* WHAT IS EXPECTED *
The entries below contain pictures. Retype everything except those pictures, exactly as given.
____________
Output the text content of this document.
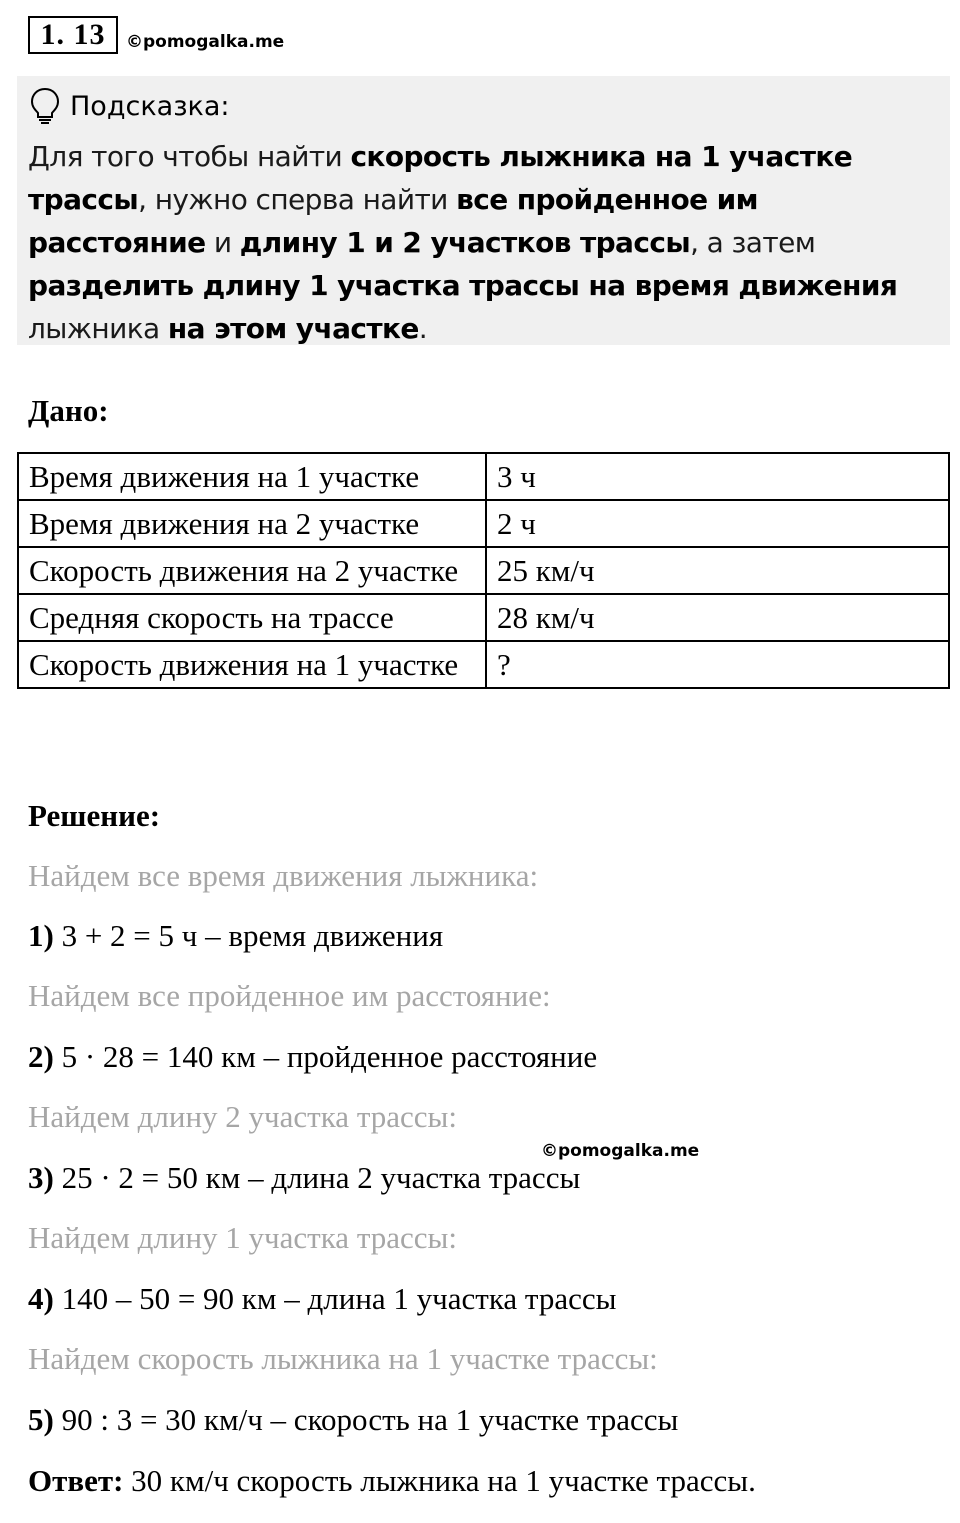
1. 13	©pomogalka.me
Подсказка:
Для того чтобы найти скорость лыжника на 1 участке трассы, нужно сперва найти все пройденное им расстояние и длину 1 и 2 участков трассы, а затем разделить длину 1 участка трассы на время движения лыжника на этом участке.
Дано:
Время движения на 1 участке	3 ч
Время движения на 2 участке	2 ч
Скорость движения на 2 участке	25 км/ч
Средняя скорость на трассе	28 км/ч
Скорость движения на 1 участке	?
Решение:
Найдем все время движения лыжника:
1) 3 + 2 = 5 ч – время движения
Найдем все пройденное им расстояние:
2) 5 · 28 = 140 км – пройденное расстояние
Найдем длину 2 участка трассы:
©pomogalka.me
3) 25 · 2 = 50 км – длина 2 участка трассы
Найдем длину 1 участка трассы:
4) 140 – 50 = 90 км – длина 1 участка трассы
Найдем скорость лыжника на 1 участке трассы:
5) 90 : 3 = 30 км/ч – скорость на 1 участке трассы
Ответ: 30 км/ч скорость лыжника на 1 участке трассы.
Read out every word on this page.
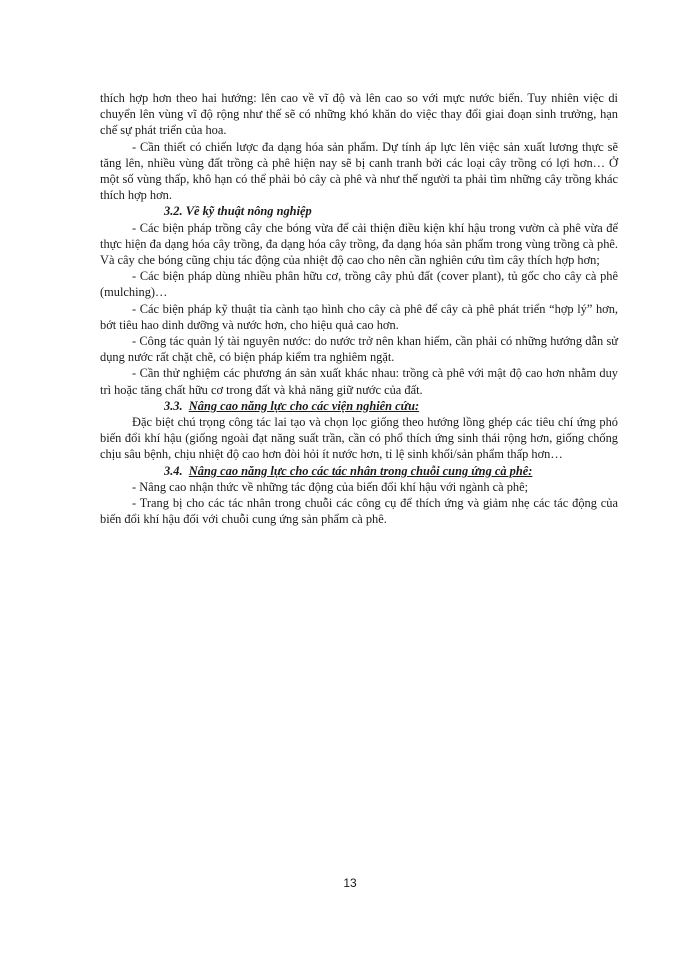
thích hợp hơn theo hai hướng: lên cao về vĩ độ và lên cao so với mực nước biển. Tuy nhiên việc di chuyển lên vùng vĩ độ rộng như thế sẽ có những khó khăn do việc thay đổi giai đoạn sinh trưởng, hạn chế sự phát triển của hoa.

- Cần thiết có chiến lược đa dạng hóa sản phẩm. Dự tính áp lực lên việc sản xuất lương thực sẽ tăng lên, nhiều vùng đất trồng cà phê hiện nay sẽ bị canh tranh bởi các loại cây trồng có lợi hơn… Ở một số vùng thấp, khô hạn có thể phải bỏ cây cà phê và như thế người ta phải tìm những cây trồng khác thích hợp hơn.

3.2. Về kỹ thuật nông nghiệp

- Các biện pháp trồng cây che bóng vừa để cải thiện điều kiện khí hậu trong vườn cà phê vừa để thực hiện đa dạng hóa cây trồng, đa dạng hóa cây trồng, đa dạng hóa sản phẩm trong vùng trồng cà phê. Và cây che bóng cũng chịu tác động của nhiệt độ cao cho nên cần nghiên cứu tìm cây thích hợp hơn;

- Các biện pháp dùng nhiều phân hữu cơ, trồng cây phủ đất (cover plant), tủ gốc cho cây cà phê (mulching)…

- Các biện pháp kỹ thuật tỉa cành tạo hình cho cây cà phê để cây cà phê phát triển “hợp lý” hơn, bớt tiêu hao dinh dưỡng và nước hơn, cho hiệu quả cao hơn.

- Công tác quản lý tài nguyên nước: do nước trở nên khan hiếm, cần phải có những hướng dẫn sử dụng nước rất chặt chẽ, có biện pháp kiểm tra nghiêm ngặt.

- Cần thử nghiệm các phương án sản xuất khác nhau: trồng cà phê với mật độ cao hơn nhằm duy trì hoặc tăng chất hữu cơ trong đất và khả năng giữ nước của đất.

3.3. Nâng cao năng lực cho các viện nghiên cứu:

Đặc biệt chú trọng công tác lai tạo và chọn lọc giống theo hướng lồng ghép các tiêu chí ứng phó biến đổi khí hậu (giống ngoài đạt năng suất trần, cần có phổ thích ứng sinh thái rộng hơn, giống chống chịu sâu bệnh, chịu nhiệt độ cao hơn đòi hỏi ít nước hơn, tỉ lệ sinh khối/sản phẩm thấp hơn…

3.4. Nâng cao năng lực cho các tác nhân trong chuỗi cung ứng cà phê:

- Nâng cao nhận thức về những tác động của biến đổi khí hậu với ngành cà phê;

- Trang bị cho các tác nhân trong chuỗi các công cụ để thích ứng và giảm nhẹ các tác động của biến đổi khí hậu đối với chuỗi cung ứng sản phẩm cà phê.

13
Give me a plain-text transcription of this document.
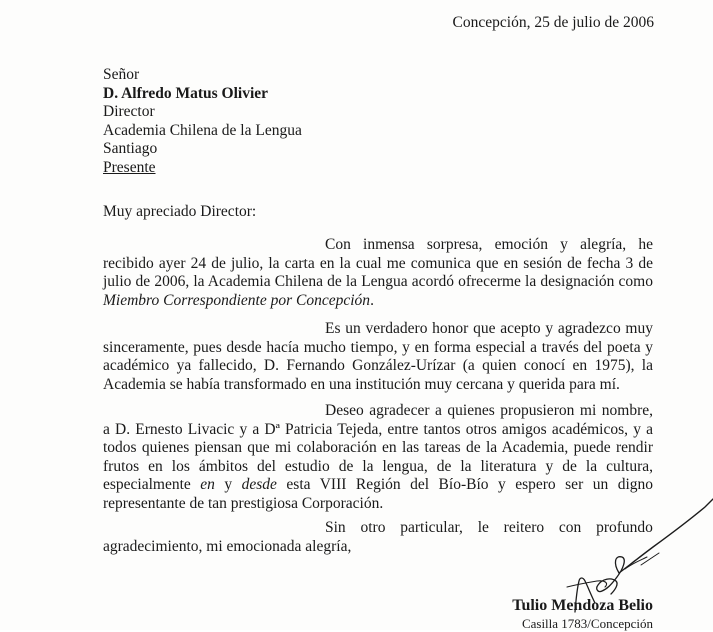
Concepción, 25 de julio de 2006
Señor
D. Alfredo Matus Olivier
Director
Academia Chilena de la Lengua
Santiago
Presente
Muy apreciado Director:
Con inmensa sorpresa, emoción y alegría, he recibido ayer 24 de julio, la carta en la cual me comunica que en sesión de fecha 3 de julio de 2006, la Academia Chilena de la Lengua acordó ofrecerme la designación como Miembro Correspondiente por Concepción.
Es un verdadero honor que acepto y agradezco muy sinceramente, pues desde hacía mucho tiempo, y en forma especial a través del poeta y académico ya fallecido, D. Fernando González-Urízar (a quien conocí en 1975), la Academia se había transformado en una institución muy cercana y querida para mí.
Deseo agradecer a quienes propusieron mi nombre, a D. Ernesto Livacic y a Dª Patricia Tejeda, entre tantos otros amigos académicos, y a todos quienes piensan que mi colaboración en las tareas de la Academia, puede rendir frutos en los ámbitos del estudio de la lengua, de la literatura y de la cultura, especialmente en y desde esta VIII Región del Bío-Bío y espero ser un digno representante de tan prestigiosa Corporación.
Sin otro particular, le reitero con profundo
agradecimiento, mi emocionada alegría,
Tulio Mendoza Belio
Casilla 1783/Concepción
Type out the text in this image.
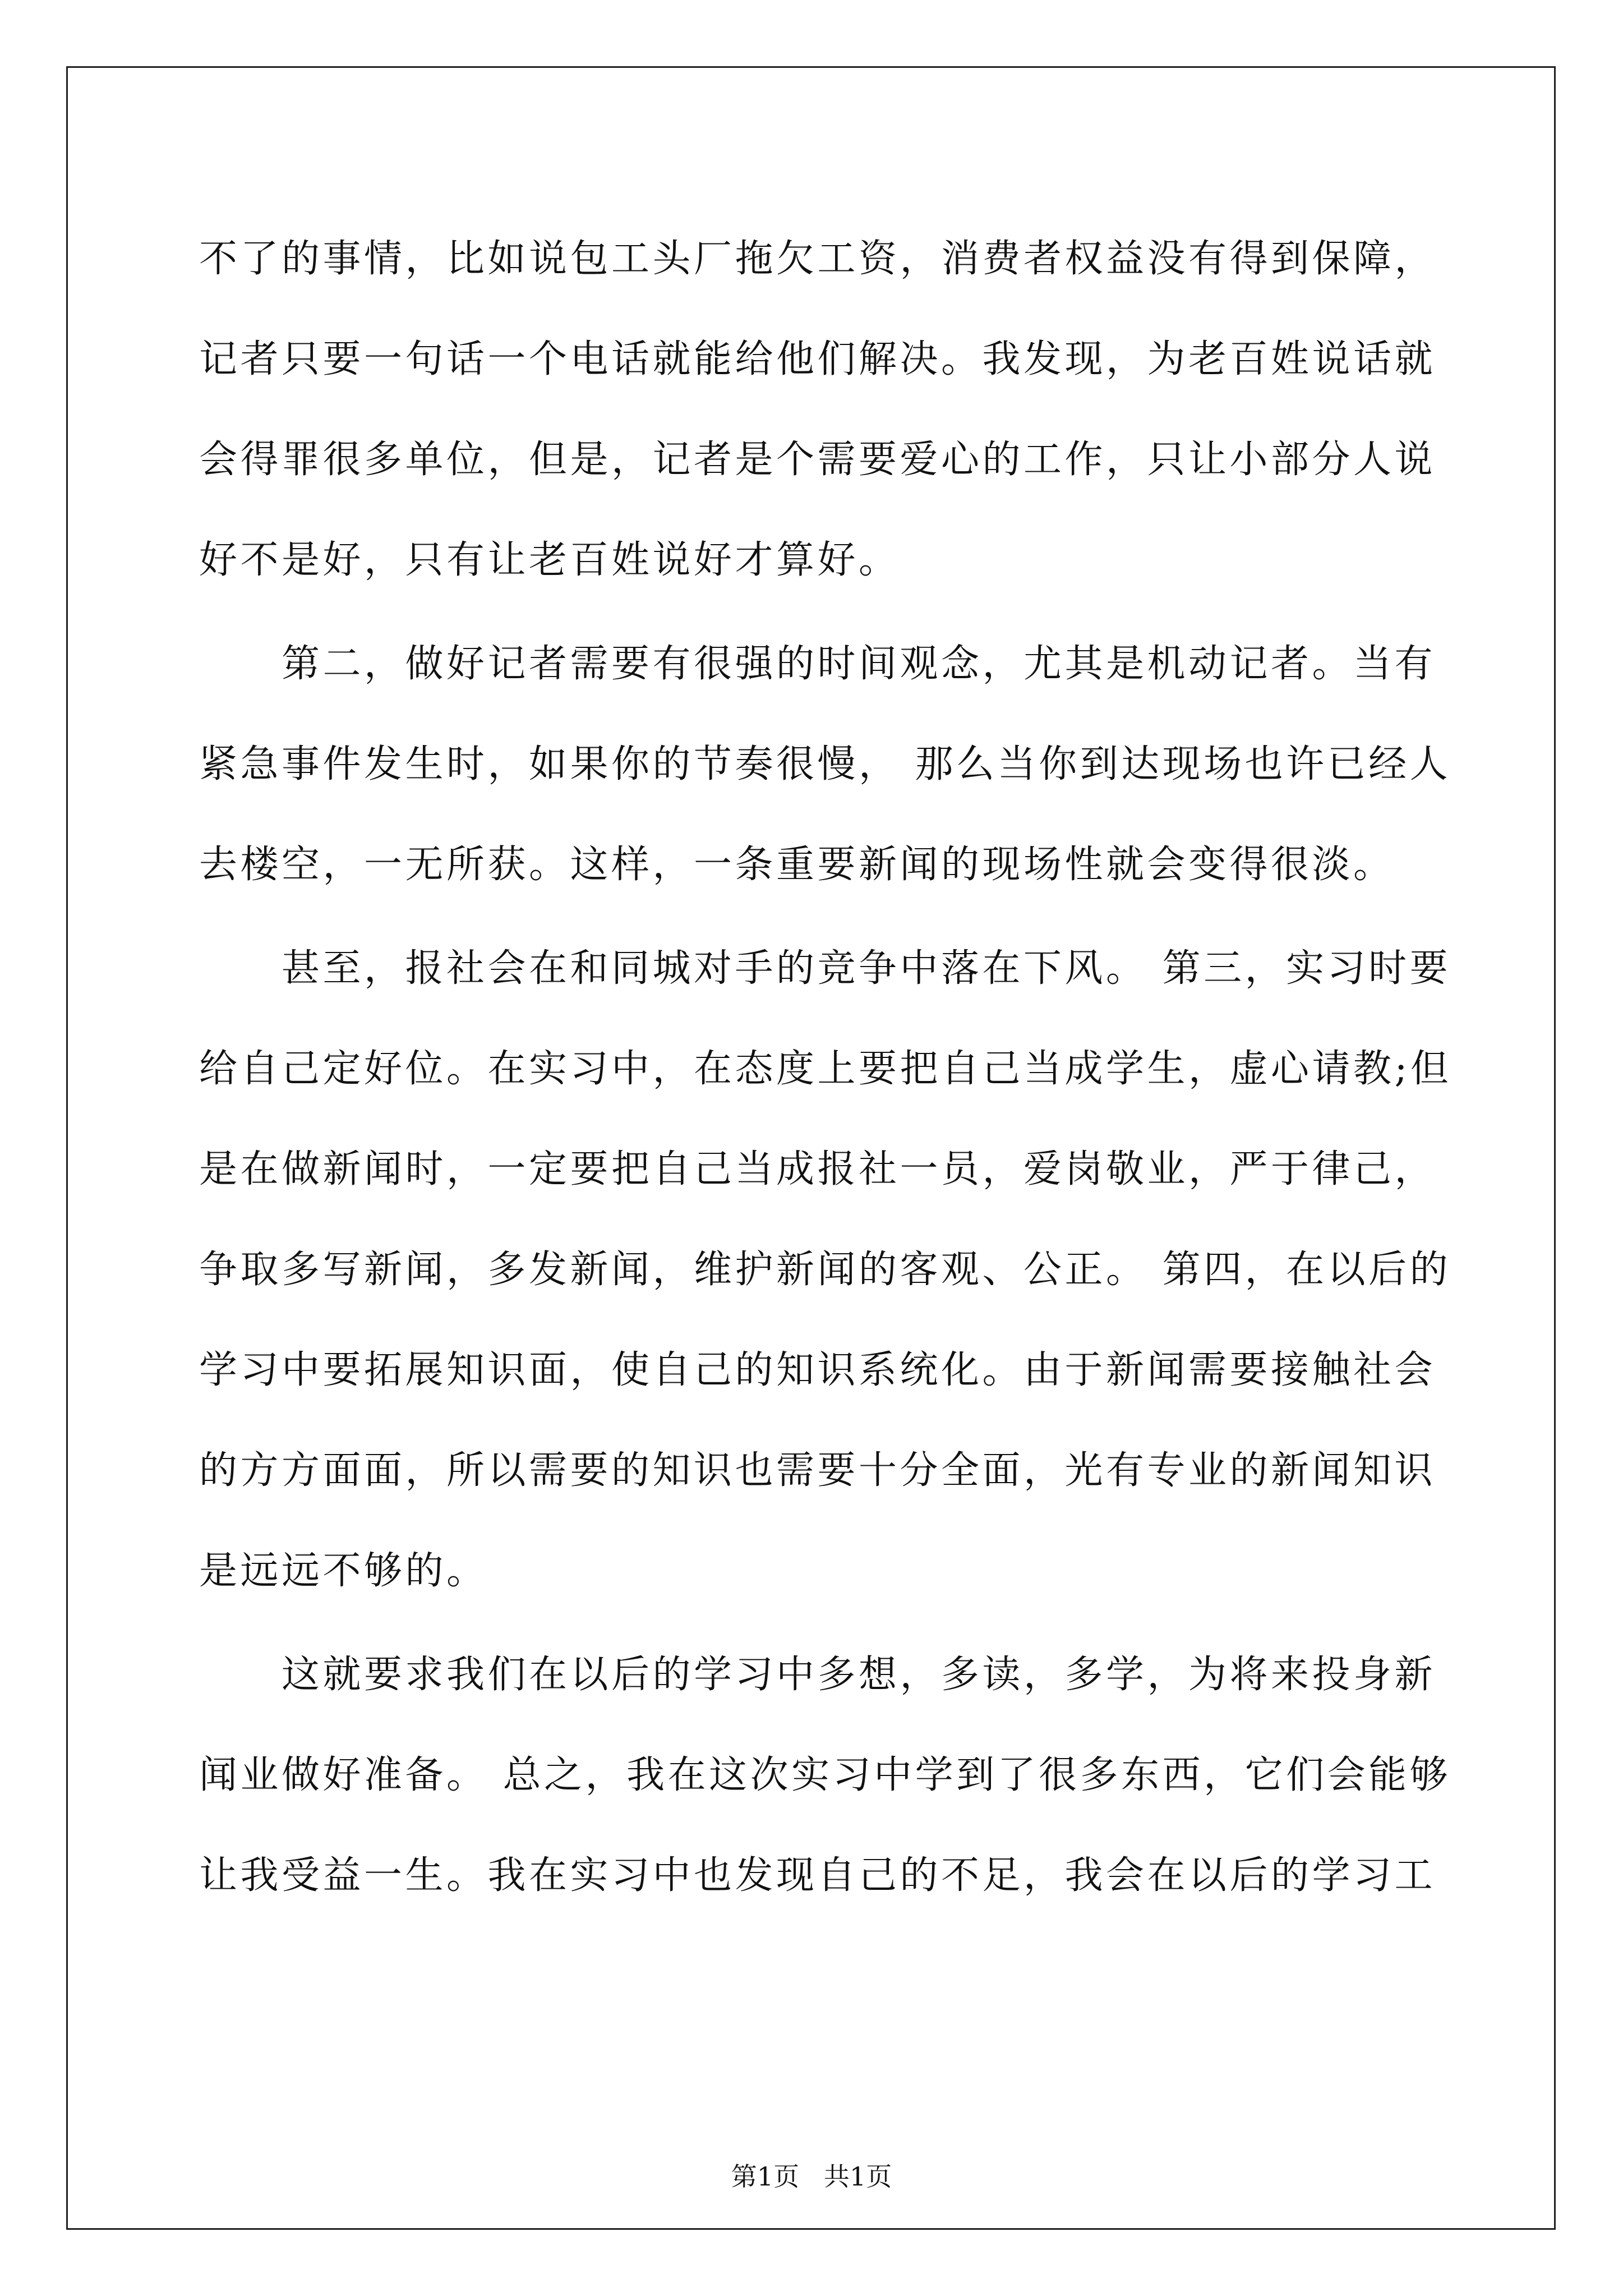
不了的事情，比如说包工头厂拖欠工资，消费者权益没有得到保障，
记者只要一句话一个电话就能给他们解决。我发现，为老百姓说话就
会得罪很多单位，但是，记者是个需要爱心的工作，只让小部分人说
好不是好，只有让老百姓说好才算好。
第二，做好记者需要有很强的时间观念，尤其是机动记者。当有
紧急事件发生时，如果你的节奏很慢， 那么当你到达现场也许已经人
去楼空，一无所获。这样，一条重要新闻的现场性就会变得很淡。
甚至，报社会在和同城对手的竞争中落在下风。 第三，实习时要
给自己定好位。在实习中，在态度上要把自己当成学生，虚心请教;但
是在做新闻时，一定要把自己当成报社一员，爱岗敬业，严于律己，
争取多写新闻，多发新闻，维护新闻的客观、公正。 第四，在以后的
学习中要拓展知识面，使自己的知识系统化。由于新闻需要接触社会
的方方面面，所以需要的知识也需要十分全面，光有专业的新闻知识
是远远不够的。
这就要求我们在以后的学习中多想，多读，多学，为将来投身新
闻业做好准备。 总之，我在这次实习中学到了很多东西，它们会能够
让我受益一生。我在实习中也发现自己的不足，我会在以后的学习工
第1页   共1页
____________
* ANSWER TO THIS EXERCISE *
Output the text content of this document.
1. 13	©pomogalka.me
Подсказка:
Для того чтобы найти скорость лыжника на 1 участке трассы, нужно сперва найти все пройденное им расстояние и длину 1 и 2 участков трассы, а затем разделить длину 1 участка трассы на время движения лыжника на этом участке.
Дано:
Время движения на 1 участке	3 ч
Время движения на 2 участке	2 ч
Скорость движения на 2 участке	25 км/ч
Средняя скорость на трассе	28 км/ч
Скорость движения на 1 участке	?
Решение:
Найдем все время движения лыжника:
1) 3 + 2 = 5 ч – время движения
Найдем все пройденное им расстояние:
2) 5 · 28 = 140 км – пройденное расстояние
Найдем длину 2 участка трассы:
©pomogalka.me
3) 25 · 2 = 50 км – длина 2 участка трассы
Найдем длину 1 участка трассы:
4) 140 – 50 = 90 км – длина 1 участка трассы
Найдем скорость лыжника на 1 участке трассы:
5) 90 : 3 = 30 км/ч – скорость на 1 участке трассы
Ответ: 30 км/ч скорость лыжника на 1 участке трассы.
Read out every word on this page.
thích hợp hơn theo hai hướng: lên cao về vĩ độ và lên cao so với mực nước biển. Tuy nhiên việc di chuyển lên vùng vĩ độ rộng như thế sẽ có những khó khăn do việc thay đổi giai đoạn sinh trưởng, hạn chế sự phát triển của hoa.

- Cần thiết có chiến lược đa dạng hóa sản phẩm. Dự tính áp lực lên việc sản xuất lương thực sẽ tăng lên, nhiều vùng đất trồng cà phê hiện nay sẽ bị canh tranh bởi các loại cây trồng có lợi hơn… Ở một số vùng thấp, khô hạn có thể phải bỏ cây cà phê và như thế người ta phải tìm những cây trồng khác thích hợp hơn.

3.2. Về kỹ thuật nông nghiệp

- Các biện pháp trồng cây che bóng vừa để cải thiện điều kiện khí hậu trong vườn cà phê vừa để thực hiện đa dạng hóa cây trồng, đa dạng hóa cây trồng, đa dạng hóa sản phẩm trong vùng trồng cà phê. Và cây che bóng cũng chịu tác động của nhiệt độ cao cho nên cần nghiên cứu tìm cây thích hợp hơn;

- Các biện pháp dùng nhiều phân hữu cơ, trồng cây phủ đất (cover plant), tủ gốc cho cây cà phê (mulching)…

- Các biện pháp kỹ thuật tỉa cành tạo hình cho cây cà phê để cây cà phê phát triển “hợp lý” hơn, bớt tiêu hao dinh dưỡng và nước hơn, cho hiệu quả cao hơn.

- Công tác quản lý tài nguyên nước: do nước trở nên khan hiếm, cần phải có những hướng dẫn sử dụng nước rất chặt chẽ, có biện pháp kiểm tra nghiêm ngặt.

- Cần thử nghiệm các phương án sản xuất khác nhau: trồng cà phê với mật độ cao hơn nhằm duy trì hoặc tăng chất hữu cơ trong đất và khả năng giữ nước của đất.

3.3. Nâng cao năng lực cho các viện nghiên cứu:

Đặc biệt chú trọng công tác lai tạo và chọn lọc giống theo hướng lồng ghép các tiêu chí ứng phó biến đổi khí hậu (giống ngoài đạt năng suất trần, cần có phổ thích ứng sinh thái rộng hơn, giống chống chịu sâu bệnh, chịu nhiệt độ cao hơn đòi hỏi ít nước hơn, tỉ lệ sinh khối/sản phẩm thấp hơn…

3.4. Nâng cao năng lực cho các tác nhân trong chuỗi cung ứng cà phê:

- Nâng cao nhận thức về những tác động của biến đổi khí hậu với ngành cà phê;

- Trang bị cho các tác nhân trong chuỗi các công cụ để thích ứng và giảm nhẹ các tác động của biến đổi khí hậu đối với chuỗi cung ứng sản phẩm cà phê.

13
Give me a plain-text transcription of this document.
Concepción, 25 de julio de 2006
Señor
D. Alfredo Matus Olivier
Director
Academia Chilena de la Lengua
Santiago
Presente
Muy apreciado Director:
Con inmensa sorpresa, emoción y alegría, he recibido ayer 24 de julio, la carta en la cual me comunica que en sesión de fecha 3 de julio de 2006, la Academia Chilena de la Lengua acordó ofrecerme la designación como Miembro Correspondiente por Concepción.
Es un verdadero honor que acepto y agradezco muy sinceramente, pues desde hacía mucho tiempo, y en forma especial a través del poeta y académico ya fallecido, D. Fernando González-Urízar (a quien conocí en 1975), la Academia se había transformado en una institución muy cercana y querida para mí.
Deseo agradecer a quienes propusieron mi nombre, a D. Ernesto Livacic y a Dª Patricia Tejeda, entre tantos otros amigos académicos, y a todos quienes piensan que mi colaboración en las tareas de la Academia, puede rendir frutos en los ámbitos del estudio de la lengua, de la literatura y de la cultura, especialmente en y desde esta VIII Región del Bío-Bío y espero ser un digno representante de tan prestigiosa Corporación.
Sin otro particular, le reitero con profundo
agradecimiento, mi emocionada alegría,
Tulio Mendoza Belio
Casilla 1783/Concepción
Type out the text in this image.
不了的事情，比如说包工头厂拖欠工资，消费者权益没有得到保障，
记者只要一句话一个电话就能给他们解决。我发现，为老百姓说话就
会得罪很多单位，但是，记者是个需要爱心的工作，只让小部分人说
好不是好，只有让老百姓说好才算好。
第二，做好记者需要有很强的时间观念，尤其是机动记者。当有
紧急事件发生时，如果你的节奏很慢， 那么当你到达现场也许已经人
去楼空，一无所获。这样，一条重要新闻的现场性就会变得很淡。
甚至，报社会在和同城对手的竞争中落在下风。 第三，实习时要
给自己定好位。在实习中，在态度上要把自己当成学生，虚心请教;但
是在做新闻时，一定要把自己当成报社一员，爱岗敬业，严于律己，
争取多写新闻，多发新闻，维护新闻的客观、公正。 第四，在以后的
学习中要拓展知识面，使自己的知识系统化。由于新闻需要接触社会
的方方面面，所以需要的知识也需要十分全面，光有专业的新闻知识
是远远不够的。
这就要求我们在以后的学习中多想，多读，多学，为将来投身新
闻业做好准备。 总之，我在这次实习中学到了很多东西，它们会能够
让我受益一生。我在实习中也发现自己的不足，我会在以后的学习工
第1页   共1页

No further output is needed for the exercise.